- _EXERCISE DIRECTIONS_: Across the data below, how many lines hold "ylabel"? Answer with that number and nothing else.

- _STORED DATA_:

###

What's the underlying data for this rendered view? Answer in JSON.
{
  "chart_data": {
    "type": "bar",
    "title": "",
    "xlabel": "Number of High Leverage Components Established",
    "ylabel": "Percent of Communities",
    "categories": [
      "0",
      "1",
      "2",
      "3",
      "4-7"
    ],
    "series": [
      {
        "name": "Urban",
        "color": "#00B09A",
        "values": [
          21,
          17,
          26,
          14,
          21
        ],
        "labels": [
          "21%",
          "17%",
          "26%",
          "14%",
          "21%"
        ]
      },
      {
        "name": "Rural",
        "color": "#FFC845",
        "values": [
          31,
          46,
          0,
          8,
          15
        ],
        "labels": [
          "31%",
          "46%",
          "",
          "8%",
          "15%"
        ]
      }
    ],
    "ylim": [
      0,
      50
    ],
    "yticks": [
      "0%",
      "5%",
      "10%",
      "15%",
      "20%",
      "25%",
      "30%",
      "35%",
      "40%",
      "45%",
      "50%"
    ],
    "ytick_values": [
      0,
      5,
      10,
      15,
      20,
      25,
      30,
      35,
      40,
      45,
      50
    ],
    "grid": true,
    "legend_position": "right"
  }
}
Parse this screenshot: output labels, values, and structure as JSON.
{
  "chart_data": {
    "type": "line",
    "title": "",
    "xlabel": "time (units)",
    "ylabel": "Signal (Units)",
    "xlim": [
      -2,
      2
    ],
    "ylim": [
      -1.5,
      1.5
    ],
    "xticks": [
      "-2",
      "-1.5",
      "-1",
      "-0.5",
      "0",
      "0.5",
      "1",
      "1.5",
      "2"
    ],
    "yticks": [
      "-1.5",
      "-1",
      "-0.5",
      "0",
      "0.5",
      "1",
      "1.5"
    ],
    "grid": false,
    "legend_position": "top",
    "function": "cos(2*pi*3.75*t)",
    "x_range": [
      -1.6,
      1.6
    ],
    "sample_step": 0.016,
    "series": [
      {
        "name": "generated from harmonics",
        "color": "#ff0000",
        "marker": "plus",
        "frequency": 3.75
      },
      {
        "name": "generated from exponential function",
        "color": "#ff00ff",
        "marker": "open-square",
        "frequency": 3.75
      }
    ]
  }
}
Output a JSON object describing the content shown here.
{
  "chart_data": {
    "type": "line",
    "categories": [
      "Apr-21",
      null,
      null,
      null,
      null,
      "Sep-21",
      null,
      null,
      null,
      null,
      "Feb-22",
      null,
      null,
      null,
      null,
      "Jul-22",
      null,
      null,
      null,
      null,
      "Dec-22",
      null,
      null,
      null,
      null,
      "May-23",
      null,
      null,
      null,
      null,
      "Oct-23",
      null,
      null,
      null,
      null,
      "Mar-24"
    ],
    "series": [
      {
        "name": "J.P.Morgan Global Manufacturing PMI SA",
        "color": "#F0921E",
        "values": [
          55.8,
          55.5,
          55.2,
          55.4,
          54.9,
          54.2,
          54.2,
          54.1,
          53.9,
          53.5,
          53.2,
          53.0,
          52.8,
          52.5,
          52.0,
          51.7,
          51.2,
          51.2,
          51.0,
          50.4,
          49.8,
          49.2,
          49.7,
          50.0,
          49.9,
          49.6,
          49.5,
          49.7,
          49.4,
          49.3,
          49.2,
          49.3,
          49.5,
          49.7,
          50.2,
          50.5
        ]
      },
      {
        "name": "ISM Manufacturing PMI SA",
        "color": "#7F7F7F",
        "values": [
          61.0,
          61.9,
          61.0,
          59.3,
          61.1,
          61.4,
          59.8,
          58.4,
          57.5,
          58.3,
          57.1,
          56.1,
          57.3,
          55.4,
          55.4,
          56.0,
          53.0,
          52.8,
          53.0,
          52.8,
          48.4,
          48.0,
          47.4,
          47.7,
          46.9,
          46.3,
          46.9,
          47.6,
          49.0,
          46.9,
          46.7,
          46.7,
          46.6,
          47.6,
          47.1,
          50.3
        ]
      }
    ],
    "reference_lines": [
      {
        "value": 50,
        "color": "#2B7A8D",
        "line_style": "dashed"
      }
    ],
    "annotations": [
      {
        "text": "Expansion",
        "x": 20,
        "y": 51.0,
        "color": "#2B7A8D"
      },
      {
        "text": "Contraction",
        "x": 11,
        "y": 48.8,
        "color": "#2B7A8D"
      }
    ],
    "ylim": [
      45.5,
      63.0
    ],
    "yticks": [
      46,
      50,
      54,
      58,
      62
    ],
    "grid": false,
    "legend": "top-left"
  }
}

###

- _EXERCISE RESULT_: 2